-- The exercise --
Write out each line of the material again, word for word.

Figure contents as structured data:
_ _ _ _ _ _ _

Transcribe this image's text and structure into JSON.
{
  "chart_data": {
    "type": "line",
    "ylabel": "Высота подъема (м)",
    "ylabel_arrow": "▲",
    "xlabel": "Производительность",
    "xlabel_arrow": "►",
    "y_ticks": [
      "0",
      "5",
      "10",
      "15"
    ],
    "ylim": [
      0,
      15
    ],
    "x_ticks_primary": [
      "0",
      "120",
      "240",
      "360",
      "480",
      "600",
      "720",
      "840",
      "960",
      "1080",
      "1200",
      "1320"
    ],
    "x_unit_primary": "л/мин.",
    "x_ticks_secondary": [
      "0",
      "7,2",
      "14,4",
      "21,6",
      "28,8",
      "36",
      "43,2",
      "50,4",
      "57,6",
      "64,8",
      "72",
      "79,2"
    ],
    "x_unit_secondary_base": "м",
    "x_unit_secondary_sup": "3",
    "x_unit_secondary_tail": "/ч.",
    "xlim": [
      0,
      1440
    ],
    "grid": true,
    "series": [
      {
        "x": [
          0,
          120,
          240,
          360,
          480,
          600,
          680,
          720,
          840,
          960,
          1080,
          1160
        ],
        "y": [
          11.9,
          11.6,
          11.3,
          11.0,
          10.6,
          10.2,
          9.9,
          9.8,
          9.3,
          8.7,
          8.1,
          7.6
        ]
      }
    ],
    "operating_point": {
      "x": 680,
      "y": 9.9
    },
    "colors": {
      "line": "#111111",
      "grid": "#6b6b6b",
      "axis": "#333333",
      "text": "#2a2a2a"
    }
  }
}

_ _ _ _ _ _ _

-- Written response --
Transcribe this image's text and structure into JSON.
{
  "chart_data": {
    "type": "line",
    "ylabel": "Высота подъема (м)",
    "ylabel_arrow": "▲",
    "xlabel": "Производительность",
    "xlabel_arrow": "►",
    "y_ticks": [
      "0",
      "5",
      "10",
      "15"
    ],
    "ylim": [
      0,
      15
    ],
    "x_ticks_primary": [
      "0",
      "120",
      "240",
      "360",
      "480",
      "600",
      "720",
      "840",
      "960",
      "1080",
      "1200",
      "1320"
    ],
    "x_unit_primary": "л/мин.",
    "x_ticks_secondary": [
      "0",
      "7,2",
      "14,4",
      "21,6",
      "28,8",
      "36",
      "43,2",
      "50,4",
      "57,6",
      "64,8",
      "72",
      "79,2"
    ],
    "x_unit_secondary_base": "м",
    "x_unit_secondary_sup": "3",
    "x_unit_secondary_tail": "/ч.",
    "xlim": [
      0,
      1440
    ],
    "grid": true,
    "series": [
      {
        "x": [
          0,
          120,
          240,
          360,
          480,
          600,
          680,
          720,
          840,
          960,
          1080,
          1160
        ],
        "y": [
          11.9,
          11.6,
          11.3,
          11.0,
          10.6,
          10.2,
          9.9,
          9.8,
          9.3,
          8.7,
          8.1,
          7.6
        ]
      }
    ],
    "operating_point": {
      "x": 680,
      "y": 9.9
    },
    "colors": {
      "line": "#111111",
      "grid": "#6b6b6b",
      "axis": "#333333",
      "text": "#2a2a2a"
    }
  }
}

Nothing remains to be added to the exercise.